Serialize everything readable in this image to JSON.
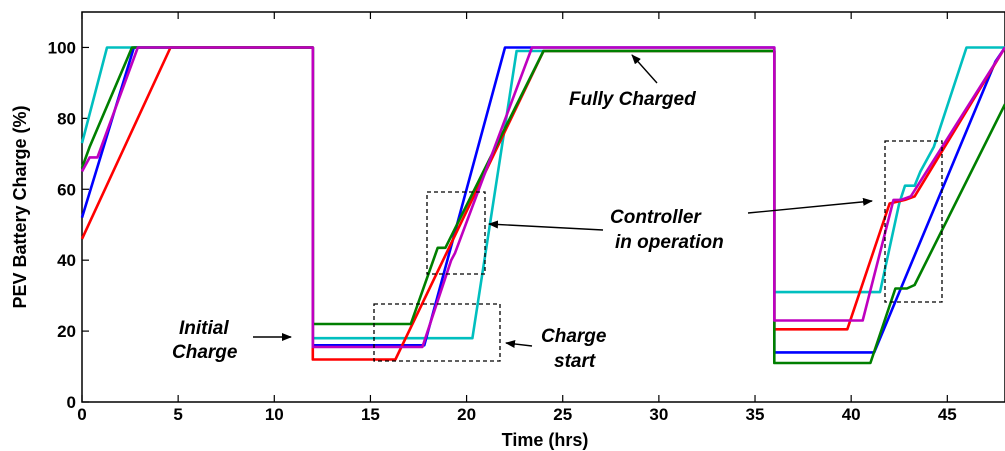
{
  "chart_data": {
    "type": "line",
    "title": "",
    "xlabel": "Time (hrs)",
    "ylabel": "PEV Battery Charge (%)",
    "xlim": [
      0,
      48
    ],
    "ylim": [
      0,
      110
    ],
    "xticks": [
      0,
      5,
      10,
      15,
      20,
      25,
      30,
      35,
      40,
      45
    ],
    "yticks": [
      0,
      20,
      40,
      60,
      80,
      100
    ],
    "grid": false,
    "legend": "none",
    "series": [
      {
        "color": "#00bfbf",
        "x": [
          0,
          1.3,
          12,
          12,
          20.3,
          22.6,
          36,
          36,
          41.5,
          42.5,
          42.8,
          43.3,
          43.6,
          44.3,
          46,
          48
        ],
        "y": [
          73,
          100,
          100,
          18,
          18,
          99,
          99,
          31,
          31,
          56,
          61,
          61,
          65,
          72,
          100,
          100
        ]
      },
      {
        "color": "#0000ff",
        "x": [
          0,
          2.7,
          12,
          12,
          17.8,
          22.0,
          36,
          36,
          41.2,
          47.5,
          48
        ],
        "y": [
          52,
          100,
          100,
          16,
          16,
          100,
          100,
          14,
          14,
          96,
          100
        ]
      },
      {
        "color": "#ff0000",
        "x": [
          0,
          4.6,
          12,
          12,
          16.3,
          24.0,
          36,
          36,
          39.8,
          42.0,
          42.8,
          43.3,
          48
        ],
        "y": [
          46,
          100,
          100,
          12,
          12,
          99,
          99,
          20.5,
          20.5,
          56,
          57,
          58,
          100
        ]
      },
      {
        "color": "#007f00",
        "x": [
          0,
          0.4,
          2.6,
          12,
          12,
          17.1,
          18.5,
          18.9,
          24.0,
          36,
          36,
          41.0,
          42.3,
          42.9,
          43.3,
          48
        ],
        "y": [
          66,
          72,
          100,
          100,
          22,
          22,
          43.5,
          43.5,
          99,
          99,
          11,
          11,
          32,
          32,
          33,
          84
        ]
      },
      {
        "color": "#bf00bf",
        "x": [
          0,
          0.4,
          0.8,
          2.9,
          12,
          12,
          17.7,
          19.2,
          19.4,
          23.4,
          36,
          36,
          40.6,
          42.2,
          42.6,
          43.1,
          48
        ],
        "y": [
          65,
          69,
          69,
          100,
          100,
          15.5,
          15.5,
          40,
          42,
          100,
          100,
          23,
          23,
          57,
          57,
          58,
          100
        ]
      }
    ],
    "annotations": [
      {
        "text": "Fully Charged"
      },
      {
        "text": "Controller"
      },
      {
        "text": "in operation"
      },
      {
        "text": "Initial"
      },
      {
        "text": "Charge"
      },
      {
        "text": "Charge"
      },
      {
        "text": "start"
      }
    ]
  }
}
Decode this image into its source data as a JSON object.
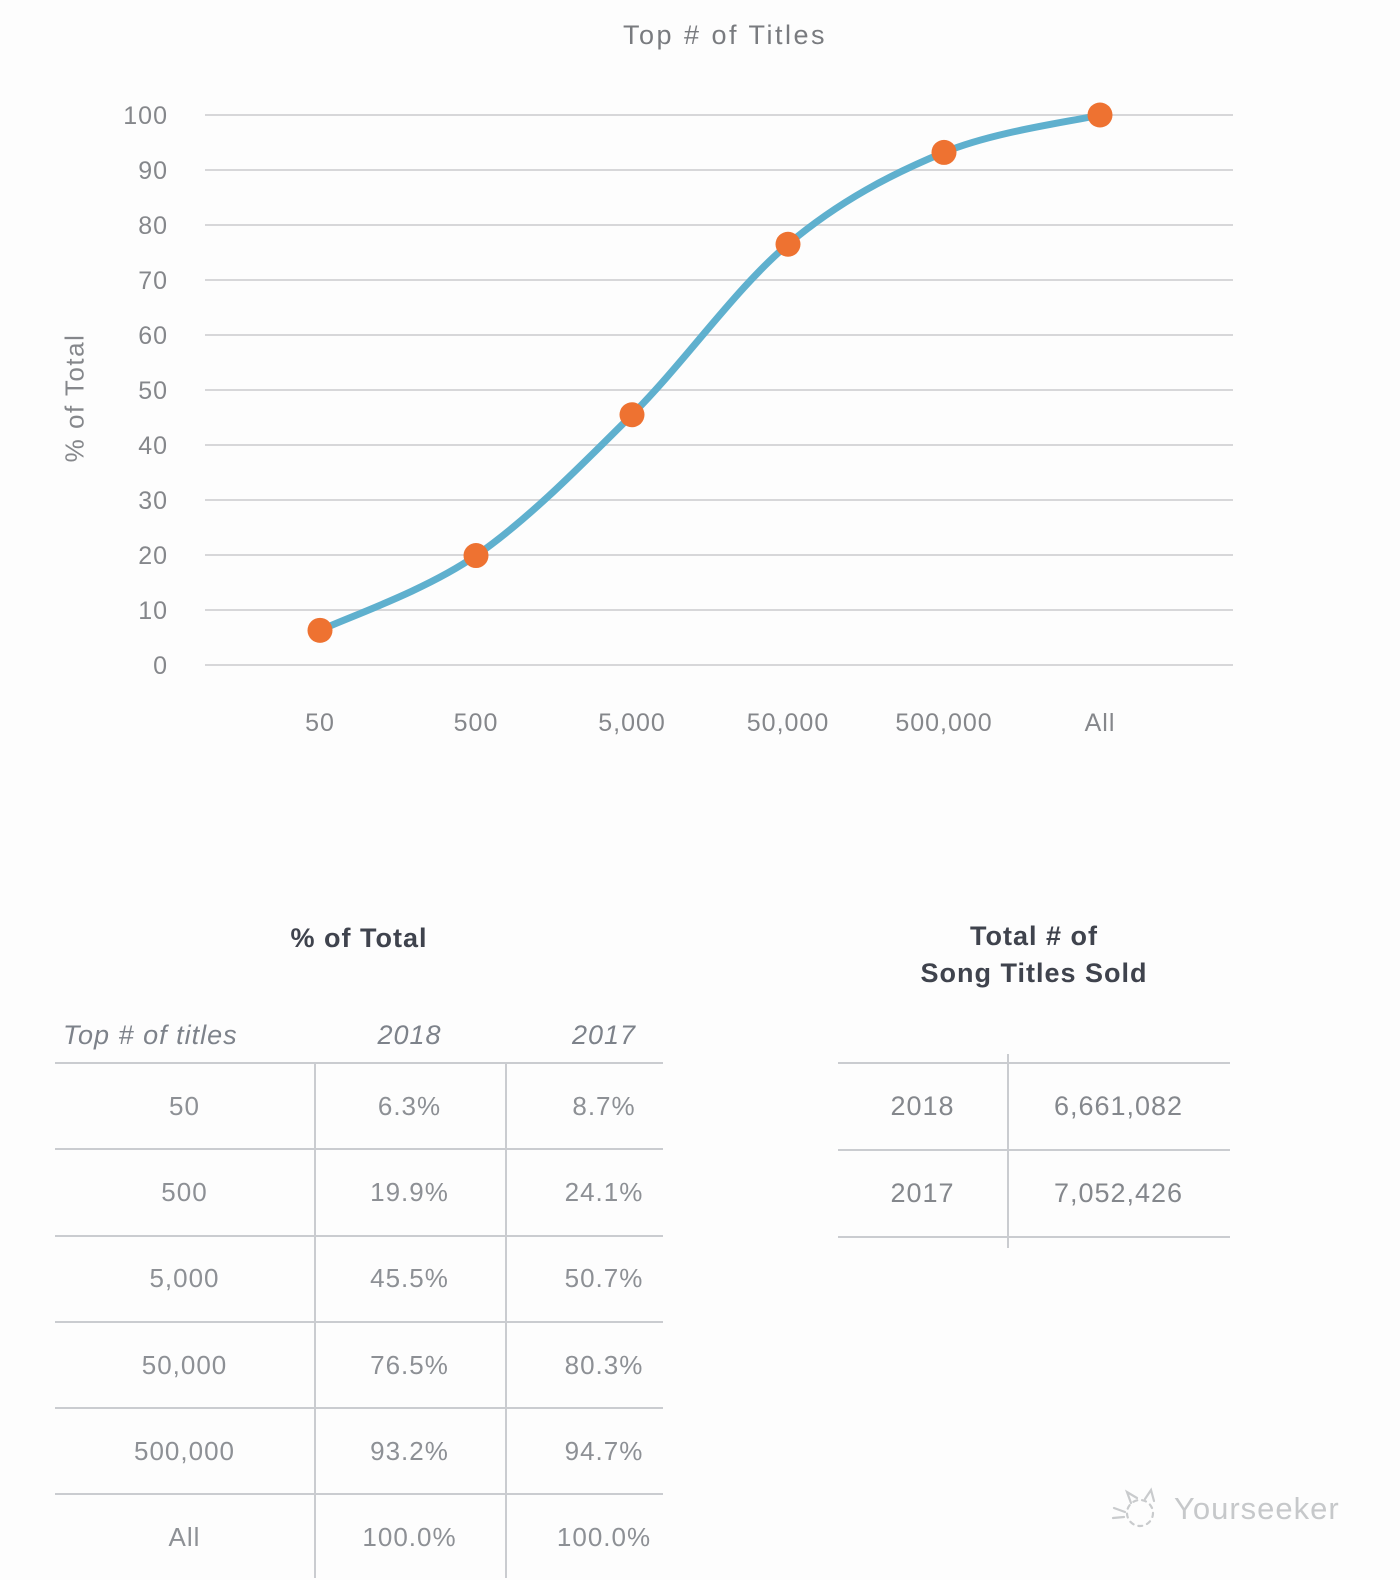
{
  "chart_data": {
    "type": "line",
    "title": "Top # of Titles",
    "xlabel": "",
    "ylabel": "% of Total",
    "categories": [
      "50",
      "500",
      "5,000",
      "50,000",
      "500,000",
      "All"
    ],
    "series": [
      {
        "name": "2018",
        "values": [
          6.3,
          19.9,
          45.5,
          76.5,
          93.2,
          100.0
        ]
      }
    ],
    "ylim": [
      0,
      100
    ],
    "y_ticks": [
      0,
      10,
      20,
      30,
      40,
      50,
      60,
      70,
      80,
      90,
      100
    ],
    "grid": true,
    "legend": false,
    "line_color": "#5fb0ce",
    "marker_color": "#ee7231",
    "grid_color": "#d7d7d9",
    "tick_color": "#85878b"
  },
  "left_table": {
    "title": "% of Total",
    "columns": [
      "Top # of titles",
      "2018",
      "2017"
    ],
    "rows": [
      [
        "50",
        "6.3%",
        "8.7%"
      ],
      [
        "500",
        "19.9%",
        "24.1%"
      ],
      [
        "5,000",
        "45.5%",
        "50.7%"
      ],
      [
        "50,000",
        "76.5%",
        "80.3%"
      ],
      [
        "500,000",
        "93.2%",
        "94.7%"
      ],
      [
        "All",
        "100.0%",
        "100.0%"
      ]
    ]
  },
  "right_table": {
    "title_line1": "Total # of",
    "title_line2": "Song Titles Sold",
    "rows": [
      [
        "2018",
        "6,661,082"
      ],
      [
        "2017",
        "7,052,426"
      ]
    ]
  },
  "footer": {
    "brand": "Yourseeker"
  }
}
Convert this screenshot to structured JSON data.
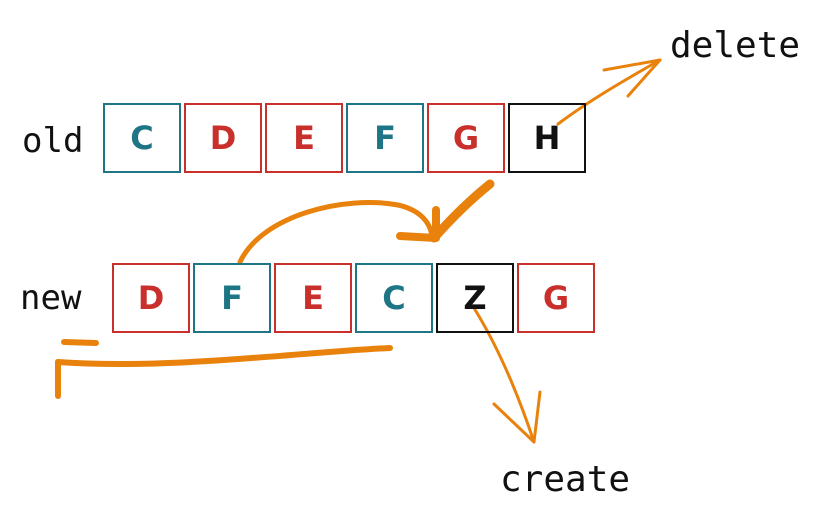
{
  "labels": {
    "old": "old",
    "new": "new",
    "delete": "delete",
    "create": "create"
  },
  "colors": {
    "teal": "#1e7585",
    "red": "#c9302c",
    "black": "#111111",
    "orange": "#e8820c"
  },
  "old_row": [
    {
      "letter": "C",
      "color": "teal"
    },
    {
      "letter": "D",
      "color": "red"
    },
    {
      "letter": "E",
      "color": "red"
    },
    {
      "letter": "F",
      "color": "teal"
    },
    {
      "letter": "G",
      "color": "red"
    },
    {
      "letter": "H",
      "color": "black"
    }
  ],
  "new_row": [
    {
      "letter": "D",
      "color": "red"
    },
    {
      "letter": "F",
      "color": "teal"
    },
    {
      "letter": "E",
      "color": "red"
    },
    {
      "letter": "C",
      "color": "teal"
    },
    {
      "letter": "Z",
      "color": "black"
    },
    {
      "letter": "G",
      "color": "red"
    }
  ]
}
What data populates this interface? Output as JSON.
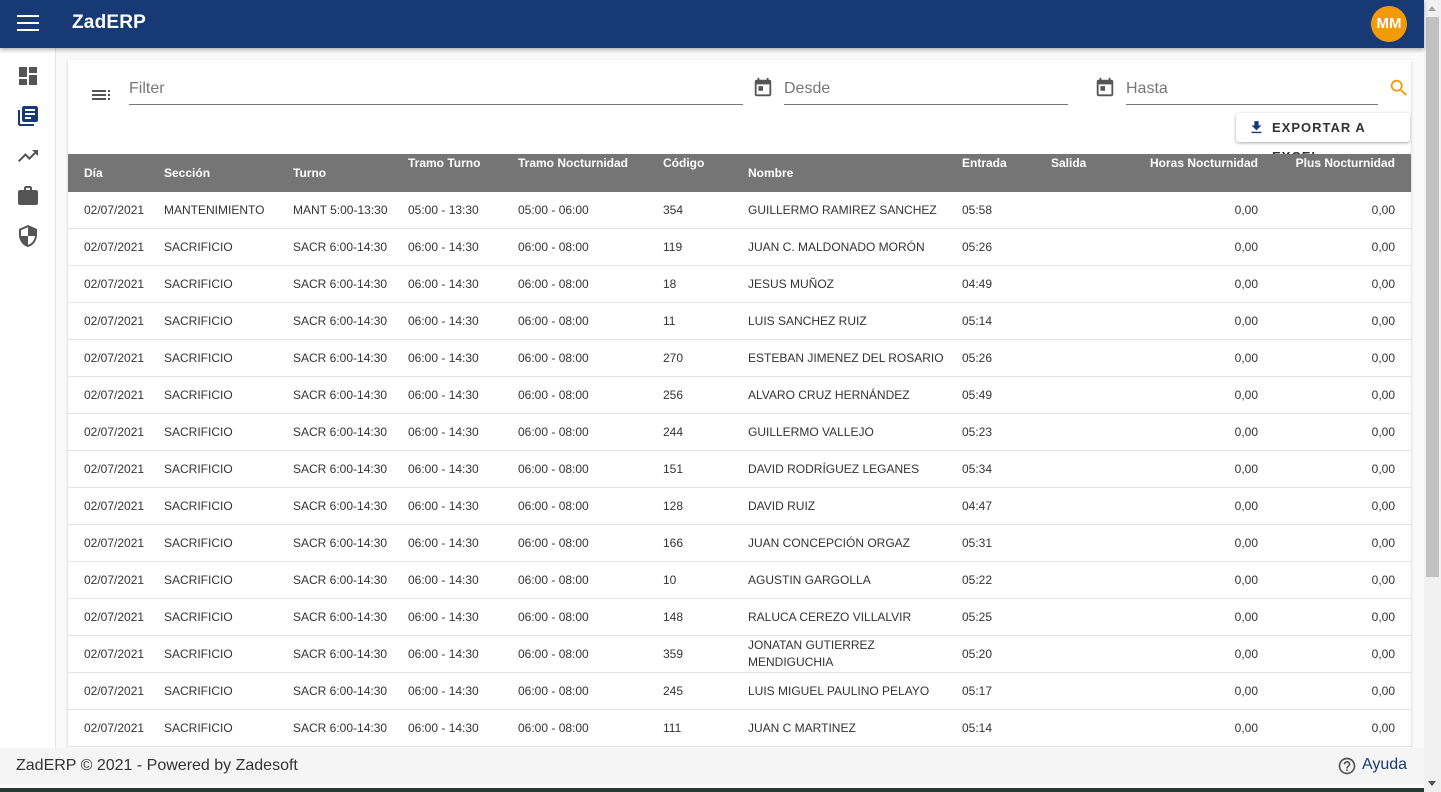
{
  "app": {
    "title": "ZadERP",
    "avatar_initials": "MM",
    "brand_color": "#173a74",
    "avatar_color": "#f39a0b"
  },
  "sidebar": {
    "items": [
      {
        "icon": "dashboard-icon"
      },
      {
        "icon": "library-books-icon",
        "active": true
      },
      {
        "icon": "trending-up-icon"
      },
      {
        "icon": "briefcase-icon"
      },
      {
        "icon": "security-shield-icon"
      }
    ]
  },
  "filters": {
    "filter_placeholder": "Filter",
    "desde_placeholder": "Desde",
    "hasta_placeholder": "Hasta",
    "filter_value": "",
    "desde_value": "",
    "hasta_value": ""
  },
  "toolbar": {
    "export_label": "EXPORTAR A EXCEL"
  },
  "table": {
    "columns": [
      "Día",
      "Sección",
      "Turno",
      "Tramo Turno",
      "Tramo Nocturnidad",
      "Código",
      "Nombre",
      "Entrada",
      "Salida",
      "Horas Nocturnidad",
      "Plus Nocturnidad"
    ],
    "rows": [
      [
        "02/07/2021",
        "MANTENIMIENTO",
        "MANT 5:00-13:30",
        "05:00 - 13:30",
        "05:00 - 06:00",
        "354",
        "GUILLERMO RAMIREZ SANCHEZ",
        "05:58",
        "",
        "0,00",
        "0,00"
      ],
      [
        "02/07/2021",
        "SACRIFICIO",
        "SACR 6:00-14:30",
        "06:00 - 14:30",
        "06:00 - 08:00",
        "119",
        "JUAN C. MALDONADO MORÓN",
        "05:26",
        "",
        "0,00",
        "0,00"
      ],
      [
        "02/07/2021",
        "SACRIFICIO",
        "SACR 6:00-14:30",
        "06:00 - 14:30",
        "06:00 - 08:00",
        "18",
        "JESUS MUÑOZ",
        "04:49",
        "",
        "0,00",
        "0,00"
      ],
      [
        "02/07/2021",
        "SACRIFICIO",
        "SACR 6:00-14:30",
        "06:00 - 14:30",
        "06:00 - 08:00",
        "11",
        "LUIS SANCHEZ RUIZ",
        "05:14",
        "",
        "0,00",
        "0,00"
      ],
      [
        "02/07/2021",
        "SACRIFICIO",
        "SACR 6:00-14:30",
        "06:00 - 14:30",
        "06:00 - 08:00",
        "270",
        "ESTEBAN JIMENEZ DEL ROSARIO",
        "05:26",
        "",
        "0,00",
        "0,00"
      ],
      [
        "02/07/2021",
        "SACRIFICIO",
        "SACR 6:00-14:30",
        "06:00 - 14:30",
        "06:00 - 08:00",
        "256",
        "ALVARO CRUZ HERNÁNDEZ",
        "05:49",
        "",
        "0,00",
        "0,00"
      ],
      [
        "02/07/2021",
        "SACRIFICIO",
        "SACR 6:00-14:30",
        "06:00 - 14:30",
        "06:00 - 08:00",
        "244",
        "GUILLERMO VALLEJO",
        "05:23",
        "",
        "0,00",
        "0,00"
      ],
      [
        "02/07/2021",
        "SACRIFICIO",
        "SACR 6:00-14:30",
        "06:00 - 14:30",
        "06:00 - 08:00",
        "151",
        "DAVID RODRÍGUEZ LEGANES",
        "05:34",
        "",
        "0,00",
        "0,00"
      ],
      [
        "02/07/2021",
        "SACRIFICIO",
        "SACR 6:00-14:30",
        "06:00 - 14:30",
        "06:00 - 08:00",
        "128",
        "DAVID RUIZ",
        "04:47",
        "",
        "0,00",
        "0,00"
      ],
      [
        "02/07/2021",
        "SACRIFICIO",
        "SACR 6:00-14:30",
        "06:00 - 14:30",
        "06:00 - 08:00",
        "166",
        "JUAN CONCEPCIÓN ORGAZ",
        "05:31",
        "",
        "0,00",
        "0,00"
      ],
      [
        "02/07/2021",
        "SACRIFICIO",
        "SACR 6:00-14:30",
        "06:00 - 14:30",
        "06:00 - 08:00",
        "10",
        "AGUSTIN GARGOLLA",
        "05:22",
        "",
        "0,00",
        "0,00"
      ],
      [
        "02/07/2021",
        "SACRIFICIO",
        "SACR 6:00-14:30",
        "06:00 - 14:30",
        "06:00 - 08:00",
        "148",
        "RALUCA CEREZO VILLALVIR",
        "05:25",
        "",
        "0,00",
        "0,00"
      ],
      [
        "02/07/2021",
        "SACRIFICIO",
        "SACR 6:00-14:30",
        "06:00 - 14:30",
        "06:00 - 08:00",
        "359",
        "JONATAN GUTIERREZ MENDIGUCHIA",
        "05:20",
        "",
        "0,00",
        "0,00"
      ],
      [
        "02/07/2021",
        "SACRIFICIO",
        "SACR 6:00-14:30",
        "06:00 - 14:30",
        "06:00 - 08:00",
        "245",
        "LUIS MIGUEL PAULINO PELAYO",
        "05:17",
        "",
        "0,00",
        "0,00"
      ],
      [
        "02/07/2021",
        "SACRIFICIO",
        "SACR 6:00-14:30",
        "06:00 - 14:30",
        "06:00 - 08:00",
        "111",
        "JUAN C MARTINEZ",
        "05:14",
        "",
        "0,00",
        "0,00"
      ]
    ]
  },
  "footer": {
    "text": "ZadERP © 2021 - Powered by Zadesoft",
    "help_label": "Ayuda"
  }
}
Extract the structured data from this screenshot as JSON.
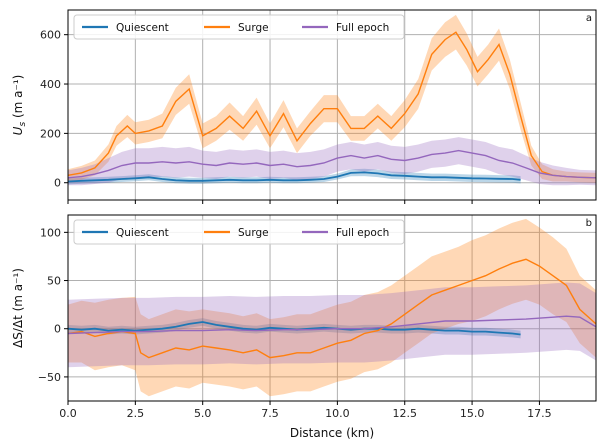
.....
▸ SHORT TASK
Look through the material above. Copy each line where the word "ZadERP" appears.

▸ ANSWER TO THE TASK
    "title": "ZadERP",
    "text": "ZadERP © 2021 - Powered by Zadesoft",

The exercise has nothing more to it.